What you have to do ->
Wherever the word "Method" appears in a line, copy that line.

##############################

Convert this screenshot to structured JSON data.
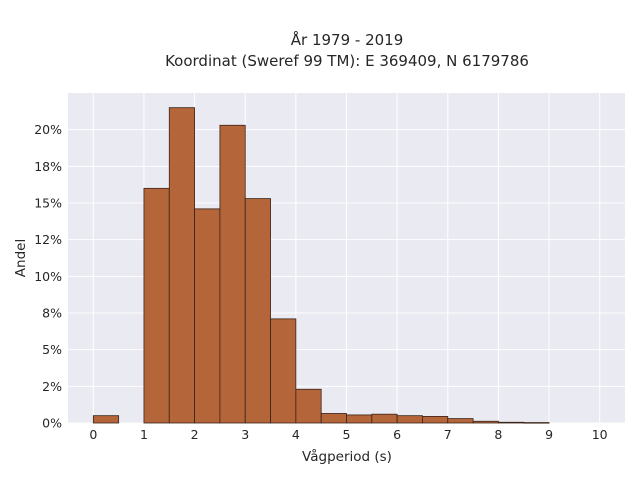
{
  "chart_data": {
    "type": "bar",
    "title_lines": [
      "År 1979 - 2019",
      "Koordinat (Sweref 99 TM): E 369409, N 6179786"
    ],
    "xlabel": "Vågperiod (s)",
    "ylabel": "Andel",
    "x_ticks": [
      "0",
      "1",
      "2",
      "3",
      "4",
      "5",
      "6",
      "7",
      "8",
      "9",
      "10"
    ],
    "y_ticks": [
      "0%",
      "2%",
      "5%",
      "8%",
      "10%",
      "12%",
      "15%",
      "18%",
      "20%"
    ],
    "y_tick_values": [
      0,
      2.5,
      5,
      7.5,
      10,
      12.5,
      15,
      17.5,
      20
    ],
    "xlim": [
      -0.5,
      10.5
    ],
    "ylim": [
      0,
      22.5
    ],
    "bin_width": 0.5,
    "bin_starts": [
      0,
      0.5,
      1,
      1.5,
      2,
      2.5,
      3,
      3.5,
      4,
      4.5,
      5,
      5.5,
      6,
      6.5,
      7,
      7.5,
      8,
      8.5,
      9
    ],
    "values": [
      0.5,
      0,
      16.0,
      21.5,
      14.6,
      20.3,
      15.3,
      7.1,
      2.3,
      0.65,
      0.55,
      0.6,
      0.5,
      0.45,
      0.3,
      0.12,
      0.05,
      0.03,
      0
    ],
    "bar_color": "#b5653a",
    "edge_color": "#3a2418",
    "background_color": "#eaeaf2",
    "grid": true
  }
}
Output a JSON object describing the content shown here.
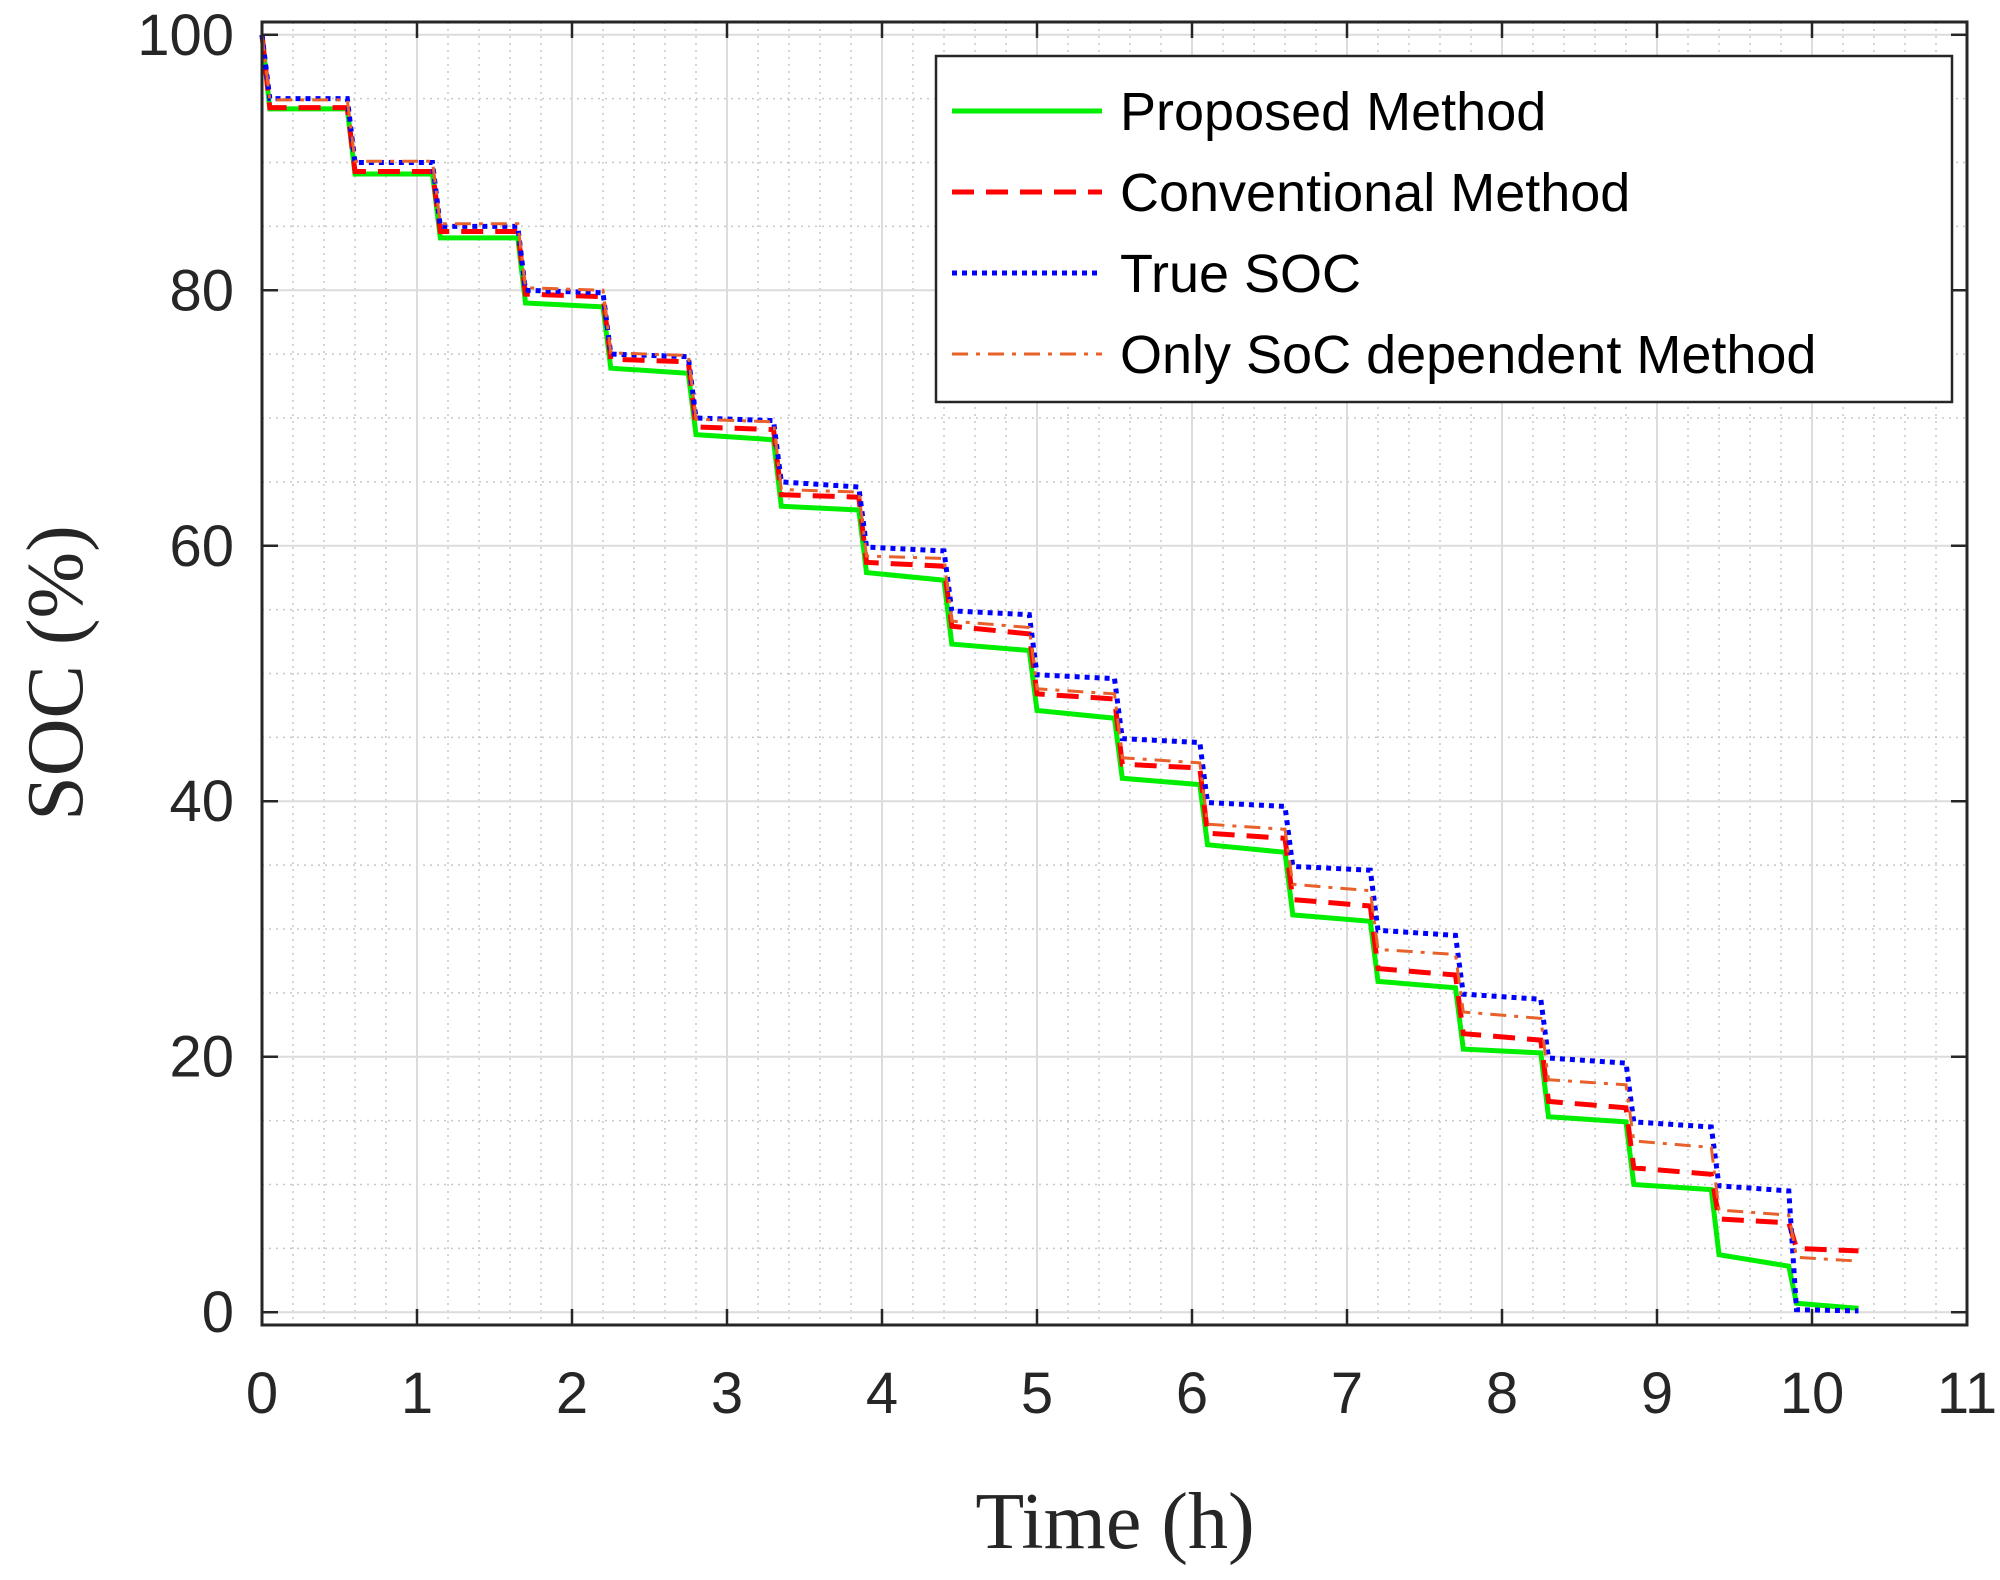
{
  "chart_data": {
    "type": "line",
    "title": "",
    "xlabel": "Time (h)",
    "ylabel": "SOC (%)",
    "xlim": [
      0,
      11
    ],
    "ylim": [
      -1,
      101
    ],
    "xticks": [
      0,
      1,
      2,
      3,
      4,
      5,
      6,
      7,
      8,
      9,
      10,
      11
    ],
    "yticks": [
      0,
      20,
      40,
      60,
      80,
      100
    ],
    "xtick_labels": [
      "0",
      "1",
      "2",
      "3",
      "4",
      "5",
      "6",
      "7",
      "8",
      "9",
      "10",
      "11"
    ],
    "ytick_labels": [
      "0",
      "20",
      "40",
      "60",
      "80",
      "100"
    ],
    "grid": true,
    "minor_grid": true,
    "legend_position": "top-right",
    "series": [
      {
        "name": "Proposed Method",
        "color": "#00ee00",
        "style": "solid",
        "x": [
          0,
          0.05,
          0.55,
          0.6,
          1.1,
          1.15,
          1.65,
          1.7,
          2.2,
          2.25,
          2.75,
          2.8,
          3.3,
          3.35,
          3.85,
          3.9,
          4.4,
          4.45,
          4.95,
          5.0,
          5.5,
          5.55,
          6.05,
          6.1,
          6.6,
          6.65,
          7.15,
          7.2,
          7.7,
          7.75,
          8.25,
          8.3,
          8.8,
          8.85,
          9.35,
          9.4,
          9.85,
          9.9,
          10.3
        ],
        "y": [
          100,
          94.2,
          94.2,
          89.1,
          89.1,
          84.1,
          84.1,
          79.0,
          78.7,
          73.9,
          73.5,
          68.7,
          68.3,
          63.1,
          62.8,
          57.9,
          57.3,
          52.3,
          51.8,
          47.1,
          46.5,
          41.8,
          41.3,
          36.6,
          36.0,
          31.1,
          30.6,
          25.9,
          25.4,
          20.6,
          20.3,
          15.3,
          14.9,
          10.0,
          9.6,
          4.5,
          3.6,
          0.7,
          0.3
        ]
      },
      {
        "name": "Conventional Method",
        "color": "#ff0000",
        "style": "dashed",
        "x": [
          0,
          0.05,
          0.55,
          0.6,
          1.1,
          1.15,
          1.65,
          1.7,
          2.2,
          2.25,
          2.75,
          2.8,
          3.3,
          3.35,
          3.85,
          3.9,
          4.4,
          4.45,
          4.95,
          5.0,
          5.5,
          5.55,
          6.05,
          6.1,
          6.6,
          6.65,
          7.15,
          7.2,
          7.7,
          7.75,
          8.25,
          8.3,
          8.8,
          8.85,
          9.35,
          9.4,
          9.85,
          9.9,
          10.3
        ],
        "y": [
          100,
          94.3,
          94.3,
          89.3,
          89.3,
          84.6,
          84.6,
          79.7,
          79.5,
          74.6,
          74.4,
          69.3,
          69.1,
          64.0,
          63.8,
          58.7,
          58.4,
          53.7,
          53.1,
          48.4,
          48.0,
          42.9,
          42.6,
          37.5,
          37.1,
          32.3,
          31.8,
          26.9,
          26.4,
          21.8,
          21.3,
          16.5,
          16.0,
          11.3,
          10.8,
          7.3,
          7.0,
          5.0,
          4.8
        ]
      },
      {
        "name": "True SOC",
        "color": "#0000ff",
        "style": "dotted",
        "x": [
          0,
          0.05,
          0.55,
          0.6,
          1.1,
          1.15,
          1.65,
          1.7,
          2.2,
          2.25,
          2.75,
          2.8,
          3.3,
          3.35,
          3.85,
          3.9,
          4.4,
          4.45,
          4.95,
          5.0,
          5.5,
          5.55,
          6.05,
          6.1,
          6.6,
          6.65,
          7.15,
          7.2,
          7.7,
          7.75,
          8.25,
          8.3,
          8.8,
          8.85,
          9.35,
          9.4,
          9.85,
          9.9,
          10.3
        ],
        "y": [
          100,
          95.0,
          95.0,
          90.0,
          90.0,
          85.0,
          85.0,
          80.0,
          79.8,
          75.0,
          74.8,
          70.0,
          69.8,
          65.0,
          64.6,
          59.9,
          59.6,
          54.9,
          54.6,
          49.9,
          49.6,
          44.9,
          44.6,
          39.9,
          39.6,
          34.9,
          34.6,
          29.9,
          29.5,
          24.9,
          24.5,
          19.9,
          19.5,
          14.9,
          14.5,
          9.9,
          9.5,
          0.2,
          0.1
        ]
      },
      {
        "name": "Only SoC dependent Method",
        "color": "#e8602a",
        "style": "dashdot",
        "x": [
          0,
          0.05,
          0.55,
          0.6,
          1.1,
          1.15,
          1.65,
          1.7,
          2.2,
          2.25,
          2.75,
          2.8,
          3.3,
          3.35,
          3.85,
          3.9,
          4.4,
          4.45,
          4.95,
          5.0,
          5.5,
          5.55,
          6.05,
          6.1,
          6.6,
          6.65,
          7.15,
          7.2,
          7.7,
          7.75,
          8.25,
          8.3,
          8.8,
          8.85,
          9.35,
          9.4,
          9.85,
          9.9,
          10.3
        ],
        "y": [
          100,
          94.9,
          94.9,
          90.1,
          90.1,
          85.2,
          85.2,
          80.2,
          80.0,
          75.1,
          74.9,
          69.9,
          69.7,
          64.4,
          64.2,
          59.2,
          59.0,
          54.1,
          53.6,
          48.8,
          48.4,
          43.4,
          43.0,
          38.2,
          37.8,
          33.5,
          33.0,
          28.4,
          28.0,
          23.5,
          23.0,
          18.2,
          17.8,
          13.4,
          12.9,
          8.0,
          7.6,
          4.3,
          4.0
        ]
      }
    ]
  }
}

##############################

Result for this exercise ->
        "name": "Proposed Method",
        "name": "Conventional Method",
        "name": "Only SoC dependent Method",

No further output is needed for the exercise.